--- Begin Exercise data ---

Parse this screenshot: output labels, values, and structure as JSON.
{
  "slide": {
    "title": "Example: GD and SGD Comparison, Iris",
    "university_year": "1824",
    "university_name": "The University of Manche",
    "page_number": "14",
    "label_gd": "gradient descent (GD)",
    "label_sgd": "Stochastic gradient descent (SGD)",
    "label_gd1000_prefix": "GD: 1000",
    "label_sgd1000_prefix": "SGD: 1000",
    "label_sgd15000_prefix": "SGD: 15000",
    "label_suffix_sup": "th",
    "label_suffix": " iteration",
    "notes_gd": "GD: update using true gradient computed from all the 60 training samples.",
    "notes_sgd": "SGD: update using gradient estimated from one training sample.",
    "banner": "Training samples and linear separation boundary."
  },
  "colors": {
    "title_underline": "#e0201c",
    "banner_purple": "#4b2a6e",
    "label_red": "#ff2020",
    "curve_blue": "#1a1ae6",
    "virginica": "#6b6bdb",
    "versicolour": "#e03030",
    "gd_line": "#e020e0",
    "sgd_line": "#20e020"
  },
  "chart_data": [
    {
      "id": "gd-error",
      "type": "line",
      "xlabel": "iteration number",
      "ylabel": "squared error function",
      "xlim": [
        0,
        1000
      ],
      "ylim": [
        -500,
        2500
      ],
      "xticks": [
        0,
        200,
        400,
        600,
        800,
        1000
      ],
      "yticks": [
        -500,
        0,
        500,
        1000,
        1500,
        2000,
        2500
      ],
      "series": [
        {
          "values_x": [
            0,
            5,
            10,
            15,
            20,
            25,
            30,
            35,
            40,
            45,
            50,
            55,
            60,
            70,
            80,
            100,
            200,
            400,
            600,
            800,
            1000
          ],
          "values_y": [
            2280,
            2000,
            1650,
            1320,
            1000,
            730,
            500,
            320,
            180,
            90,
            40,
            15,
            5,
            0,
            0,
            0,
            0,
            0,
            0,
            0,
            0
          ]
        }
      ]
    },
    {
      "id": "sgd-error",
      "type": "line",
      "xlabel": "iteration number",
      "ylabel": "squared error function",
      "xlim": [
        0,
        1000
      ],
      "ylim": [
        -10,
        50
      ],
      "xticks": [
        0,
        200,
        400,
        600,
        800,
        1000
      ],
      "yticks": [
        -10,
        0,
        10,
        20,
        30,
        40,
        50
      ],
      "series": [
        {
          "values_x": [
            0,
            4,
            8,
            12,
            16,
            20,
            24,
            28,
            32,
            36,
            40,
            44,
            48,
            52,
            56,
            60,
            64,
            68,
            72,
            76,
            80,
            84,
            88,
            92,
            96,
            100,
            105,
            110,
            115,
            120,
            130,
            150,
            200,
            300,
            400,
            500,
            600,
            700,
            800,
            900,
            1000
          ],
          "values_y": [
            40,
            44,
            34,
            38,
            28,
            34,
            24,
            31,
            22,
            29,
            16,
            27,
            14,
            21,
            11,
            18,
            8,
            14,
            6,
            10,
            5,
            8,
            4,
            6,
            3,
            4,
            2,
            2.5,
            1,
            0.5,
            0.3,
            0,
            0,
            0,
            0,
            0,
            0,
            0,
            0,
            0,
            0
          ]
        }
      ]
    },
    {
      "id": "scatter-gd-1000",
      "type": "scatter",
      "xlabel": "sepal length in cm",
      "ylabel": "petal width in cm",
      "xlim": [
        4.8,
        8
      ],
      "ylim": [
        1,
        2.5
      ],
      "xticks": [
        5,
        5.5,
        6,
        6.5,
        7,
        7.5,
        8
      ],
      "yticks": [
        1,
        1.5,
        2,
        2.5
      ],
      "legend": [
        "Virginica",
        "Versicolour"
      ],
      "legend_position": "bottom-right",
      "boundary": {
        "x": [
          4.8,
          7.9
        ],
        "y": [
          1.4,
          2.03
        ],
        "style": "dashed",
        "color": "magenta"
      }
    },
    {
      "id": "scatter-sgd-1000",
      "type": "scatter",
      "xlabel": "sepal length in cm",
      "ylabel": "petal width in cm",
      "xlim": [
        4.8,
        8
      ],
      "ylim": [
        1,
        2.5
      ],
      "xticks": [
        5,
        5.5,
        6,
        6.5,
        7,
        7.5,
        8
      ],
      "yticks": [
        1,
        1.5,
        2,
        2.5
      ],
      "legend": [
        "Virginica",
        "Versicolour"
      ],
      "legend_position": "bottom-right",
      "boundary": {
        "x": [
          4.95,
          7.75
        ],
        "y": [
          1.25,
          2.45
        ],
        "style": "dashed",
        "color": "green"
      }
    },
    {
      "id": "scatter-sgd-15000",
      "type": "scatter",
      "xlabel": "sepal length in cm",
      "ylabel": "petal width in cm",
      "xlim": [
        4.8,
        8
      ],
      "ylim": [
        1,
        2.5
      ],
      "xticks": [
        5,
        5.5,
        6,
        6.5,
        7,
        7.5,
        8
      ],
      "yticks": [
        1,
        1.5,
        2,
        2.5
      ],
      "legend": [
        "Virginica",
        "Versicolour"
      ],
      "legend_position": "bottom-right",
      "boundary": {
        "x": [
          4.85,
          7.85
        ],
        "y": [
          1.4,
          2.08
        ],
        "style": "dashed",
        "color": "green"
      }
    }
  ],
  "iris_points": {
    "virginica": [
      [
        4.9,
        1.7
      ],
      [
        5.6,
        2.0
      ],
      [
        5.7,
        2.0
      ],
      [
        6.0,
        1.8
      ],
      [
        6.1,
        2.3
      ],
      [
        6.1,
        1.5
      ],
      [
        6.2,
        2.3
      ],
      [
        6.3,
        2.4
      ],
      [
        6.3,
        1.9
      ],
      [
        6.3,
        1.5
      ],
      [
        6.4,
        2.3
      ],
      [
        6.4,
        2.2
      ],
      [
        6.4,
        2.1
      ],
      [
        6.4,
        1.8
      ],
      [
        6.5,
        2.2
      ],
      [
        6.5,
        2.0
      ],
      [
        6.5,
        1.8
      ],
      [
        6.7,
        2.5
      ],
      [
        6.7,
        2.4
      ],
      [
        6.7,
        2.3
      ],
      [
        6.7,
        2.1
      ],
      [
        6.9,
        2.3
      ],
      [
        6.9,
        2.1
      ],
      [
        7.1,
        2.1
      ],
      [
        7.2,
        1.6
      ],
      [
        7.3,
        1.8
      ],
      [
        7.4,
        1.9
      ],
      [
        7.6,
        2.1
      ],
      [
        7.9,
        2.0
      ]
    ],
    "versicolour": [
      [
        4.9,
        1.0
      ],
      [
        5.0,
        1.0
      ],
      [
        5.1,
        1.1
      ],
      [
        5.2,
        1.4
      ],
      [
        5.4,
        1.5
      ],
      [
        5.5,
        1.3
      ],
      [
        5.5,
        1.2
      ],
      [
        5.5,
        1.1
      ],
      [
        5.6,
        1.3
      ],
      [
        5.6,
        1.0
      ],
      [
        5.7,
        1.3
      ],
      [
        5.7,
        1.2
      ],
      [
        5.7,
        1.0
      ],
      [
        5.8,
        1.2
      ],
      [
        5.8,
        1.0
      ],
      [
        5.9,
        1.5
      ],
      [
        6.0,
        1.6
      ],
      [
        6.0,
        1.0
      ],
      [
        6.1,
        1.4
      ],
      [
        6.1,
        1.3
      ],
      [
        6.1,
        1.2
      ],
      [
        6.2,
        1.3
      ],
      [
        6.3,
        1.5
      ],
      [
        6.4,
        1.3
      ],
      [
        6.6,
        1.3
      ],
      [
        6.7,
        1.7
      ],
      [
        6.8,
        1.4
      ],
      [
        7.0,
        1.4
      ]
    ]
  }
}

--- End Exercise data ---

The records above should be returned exactly.

Parse this screenshot: output labels, values, and structure as JSON.
{
  "slide": {
    "title": "Example: GD and SGD Comparison, Iris",
    "university_year": "1824",
    "university_name": "The University of Manche",
    "page_number": "14",
    "label_gd": "gradient descent (GD)",
    "label_sgd": "Stochastic gradient descent (SGD)",
    "label_gd1000_prefix": "GD: 1000",
    "label_sgd1000_prefix": "SGD: 1000",
    "label_sgd15000_prefix": "SGD: 15000",
    "label_suffix_sup": "th",
    "label_suffix": " iteration",
    "notes_gd": "GD: update using true gradient computed from all the 60 training samples.",
    "notes_sgd": "SGD: update using gradient estimated from one training sample.",
    "banner": "Training samples and linear separation boundary."
  },
  "colors": {
    "title_underline": "#e0201c",
    "banner_purple": "#4b2a6e",
    "label_red": "#ff2020",
    "curve_blue": "#1a1ae6",
    "virginica": "#6b6bdb",
    "versicolour": "#e03030",
    "gd_line": "#e020e0",
    "sgd_line": "#20e020"
  },
  "chart_data": [
    {
      "id": "gd-error",
      "type": "line",
      "xlabel": "iteration number",
      "ylabel": "squared error function",
      "xlim": [
        0,
        1000
      ],
      "ylim": [
        -500,
        2500
      ],
      "xticks": [
        0,
        200,
        400,
        600,
        800,
        1000
      ],
      "yticks": [
        -500,
        0,
        500,
        1000,
        1500,
        2000,
        2500
      ],
      "series": [
        {
          "values_x": [
            0,
            5,
            10,
            15,
            20,
            25,
            30,
            35,
            40,
            45,
            50,
            55,
            60,
            70,
            80,
            100,
            200,
            400,
            600,
            800,
            1000
          ],
          "values_y": [
            2280,
            2000,
            1650,
            1320,
            1000,
            730,
            500,
            320,
            180,
            90,
            40,
            15,
            5,
            0,
            0,
            0,
            0,
            0,
            0,
            0,
            0
          ]
        }
      ]
    },
    {
      "id": "sgd-error",
      "type": "line",
      "xlabel": "iteration number",
      "ylabel": "squared error function",
      "xlim": [
        0,
        1000
      ],
      "ylim": [
        -10,
        50
      ],
      "xticks": [
        0,
        200,
        400,
        600,
        800,
        1000
      ],
      "yticks": [
        -10,
        0,
        10,
        20,
        30,
        40,
        50
      ],
      "series": [
        {
          "values_x": [
            0,
            4,
            8,
            12,
            16,
            20,
            24,
            28,
            32,
            36,
            40,
            44,
            48,
            52,
            56,
            60,
            64,
            68,
            72,
            76,
            80,
            84,
            88,
            92,
            96,
            100,
            105,
            110,
            115,
            120,
            130,
            150,
            200,
            300,
            400,
            500,
            600,
            700,
            800,
            900,
            1000
          ],
          "values_y": [
            40,
            44,
            34,
            38,
            28,
            34,
            24,
            31,
            22,
            29,
            16,
            27,
            14,
            21,
            11,
            18,
            8,
            14,
            6,
            10,
            5,
            8,
            4,
            6,
            3,
            4,
            2,
            2.5,
            1,
            0.5,
            0.3,
            0,
            0,
            0,
            0,
            0,
            0,
            0,
            0,
            0,
            0
          ]
        }
      ]
    },
    {
      "id": "scatter-gd-1000",
      "type": "scatter",
      "xlabel": "sepal length in cm",
      "ylabel": "petal width in cm",
      "xlim": [
        4.8,
        8
      ],
      "ylim": [
        1,
        2.5
      ],
      "xticks": [
        5,
        5.5,
        6,
        6.5,
        7,
        7.5,
        8
      ],
      "yticks": [
        1,
        1.5,
        2,
        2.5
      ],
      "legend": [
        "Virginica",
        "Versicolour"
      ],
      "legend_position": "bottom-right",
      "boundary": {
        "x": [
          4.8,
          7.9
        ],
        "y": [
          1.4,
          2.03
        ],
        "style": "dashed",
        "color": "magenta"
      }
    },
    {
      "id": "scatter-sgd-1000",
      "type": "scatter",
      "xlabel": "sepal length in cm",
      "ylabel": "petal width in cm",
      "xlim": [
        4.8,
        8
      ],
      "ylim": [
        1,
        2.5
      ],
      "xticks": [
        5,
        5.5,
        6,
        6.5,
        7,
        7.5,
        8
      ],
      "yticks": [
        1,
        1.5,
        2,
        2.5
      ],
      "legend": [
        "Virginica",
        "Versicolour"
      ],
      "legend_position": "bottom-right",
      "boundary": {
        "x": [
          4.95,
          7.75
        ],
        "y": [
          1.25,
          2.45
        ],
        "style": "dashed",
        "color": "green"
      }
    },
    {
      "id": "scatter-sgd-15000",
      "type": "scatter",
      "xlabel": "sepal length in cm",
      "ylabel": "petal width in cm",
      "xlim": [
        4.8,
        8
      ],
      "ylim": [
        1,
        2.5
      ],
      "xticks": [
        5,
        5.5,
        6,
        6.5,
        7,
        7.5,
        8
      ],
      "yticks": [
        1,
        1.5,
        2,
        2.5
      ],
      "legend": [
        "Virginica",
        "Versicolour"
      ],
      "legend_position": "bottom-right",
      "boundary": {
        "x": [
          4.85,
          7.85
        ],
        "y": [
          1.4,
          2.08
        ],
        "style": "dashed",
        "color": "green"
      }
    }
  ],
  "iris_points": {
    "virginica": [
      [
        4.9,
        1.7
      ],
      [
        5.6,
        2.0
      ],
      [
        5.7,
        2.0
      ],
      [
        6.0,
        1.8
      ],
      [
        6.1,
        2.3
      ],
      [
        6.1,
        1.5
      ],
      [
        6.2,
        2.3
      ],
      [
        6.3,
        2.4
      ],
      [
        6.3,
        1.9
      ],
      [
        6.3,
        1.5
      ],
      [
        6.4,
        2.3
      ],
      [
        6.4,
        2.2
      ],
      [
        6.4,
        2.1
      ],
      [
        6.4,
        1.8
      ],
      [
        6.5,
        2.2
      ],
      [
        6.5,
        2.0
      ],
      [
        6.5,
        1.8
      ],
      [
        6.7,
        2.5
      ],
      [
        6.7,
        2.4
      ],
      [
        6.7,
        2.3
      ],
      [
        6.7,
        2.1
      ],
      [
        6.9,
        2.3
      ],
      [
        6.9,
        2.1
      ],
      [
        7.1,
        2.1
      ],
      [
        7.2,
        1.6
      ],
      [
        7.3,
        1.8
      ],
      [
        7.4,
        1.9
      ],
      [
        7.6,
        2.1
      ],
      [
        7.9,
        2.0
      ]
    ],
    "versicolour": [
      [
        4.9,
        1.0
      ],
      [
        5.0,
        1.0
      ],
      [
        5.1,
        1.1
      ],
      [
        5.2,
        1.4
      ],
      [
        5.4,
        1.5
      ],
      [
        5.5,
        1.3
      ],
      [
        5.5,
        1.2
      ],
      [
        5.5,
        1.1
      ],
      [
        5.6,
        1.3
      ],
      [
        5.6,
        1.0
      ],
      [
        5.7,
        1.3
      ],
      [
        5.7,
        1.2
      ],
      [
        5.7,
        1.0
      ],
      [
        5.8,
        1.2
      ],
      [
        5.8,
        1.0
      ],
      [
        5.9,
        1.5
      ],
      [
        6.0,
        1.6
      ],
      [
        6.0,
        1.0
      ],
      [
        6.1,
        1.4
      ],
      [
        6.1,
        1.3
      ],
      [
        6.1,
        1.2
      ],
      [
        6.2,
        1.3
      ],
      [
        6.3,
        1.5
      ],
      [
        6.4,
        1.3
      ],
      [
        6.6,
        1.3
      ],
      [
        6.7,
        1.7
      ],
      [
        6.8,
        1.4
      ],
      [
        7.0,
        1.4
      ]
    ]
  }
}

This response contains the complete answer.